[Dataset excerpt]

++++++++

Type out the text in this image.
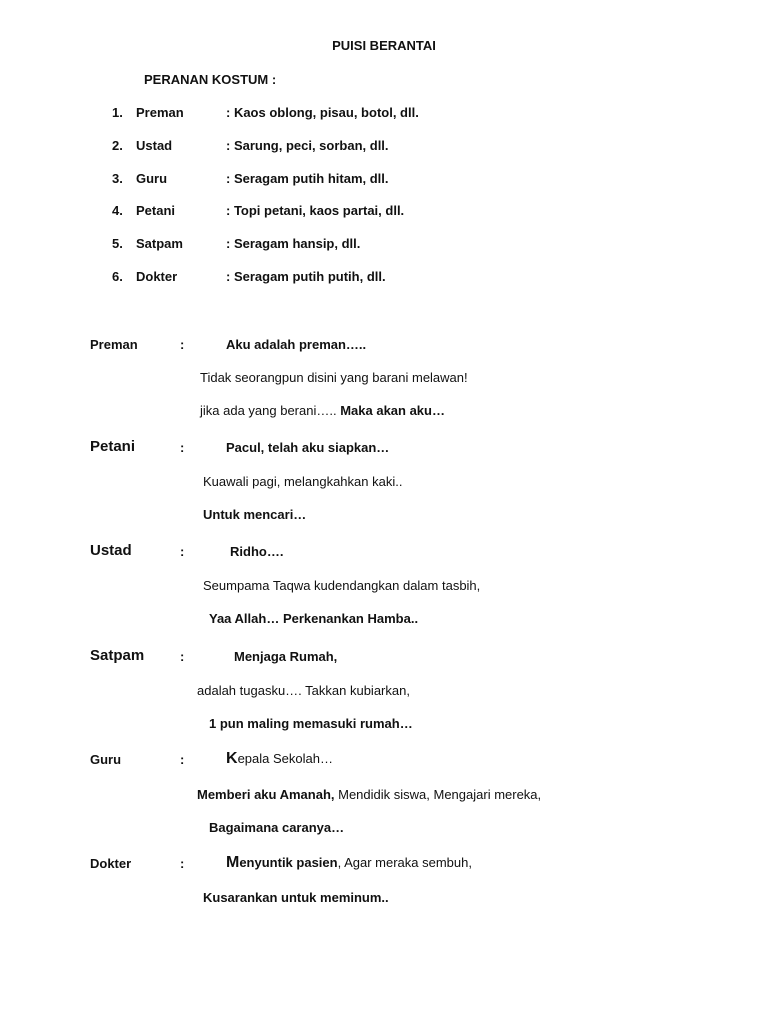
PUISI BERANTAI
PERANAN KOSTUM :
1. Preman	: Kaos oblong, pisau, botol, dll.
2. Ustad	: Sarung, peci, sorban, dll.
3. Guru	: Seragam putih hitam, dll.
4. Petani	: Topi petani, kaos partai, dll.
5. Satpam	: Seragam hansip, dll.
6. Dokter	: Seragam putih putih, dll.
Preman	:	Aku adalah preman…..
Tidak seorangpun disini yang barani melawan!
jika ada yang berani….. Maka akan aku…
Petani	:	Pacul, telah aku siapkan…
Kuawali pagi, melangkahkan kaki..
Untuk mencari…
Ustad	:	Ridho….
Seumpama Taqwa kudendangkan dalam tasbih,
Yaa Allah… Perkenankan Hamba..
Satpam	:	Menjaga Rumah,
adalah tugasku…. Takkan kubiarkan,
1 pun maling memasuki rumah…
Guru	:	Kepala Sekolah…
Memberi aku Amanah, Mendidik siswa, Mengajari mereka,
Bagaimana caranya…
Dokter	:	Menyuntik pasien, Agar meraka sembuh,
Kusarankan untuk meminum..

++++++++

— Task objective —
Copy everything in the records above except the pictures, exactly as written.

— Correct response —
Type out the text in this image.
PUISI BERANTAI
PERANAN KOSTUM :
1. Preman	: Kaos oblong, pisau, botol, dll.
2. Ustad	: Sarung, peci, sorban, dll.
3. Guru	: Seragam putih hitam, dll.
4. Petani	: Topi petani, kaos partai, dll.
5. Satpam	: Seragam hansip, dll.
6. Dokter	: Seragam putih putih, dll.
Preman	:	Aku adalah preman…..
Tidak seorangpun disini yang barani melawan!
jika ada yang berani….. Maka akan aku…
Petani	:	Pacul, telah aku siapkan…
Kuawali pagi, melangkahkan kaki..
Untuk mencari…
Ustad	:	Ridho….
Seumpama Taqwa kudendangkan dalam tasbih,
Yaa Allah… Perkenankan Hamba..
Satpam	:	Menjaga Rumah,
adalah tugasku…. Takkan kubiarkan,
1 pun maling memasuki rumah…
Guru	:	Kepala Sekolah…
Memberi aku Amanah, Mendidik siswa, Mengajari mereka,
Bagaimana caranya…
Dokter	:	Menyuntik pasien, Agar meraka sembuh,
Kusarankan untuk meminum..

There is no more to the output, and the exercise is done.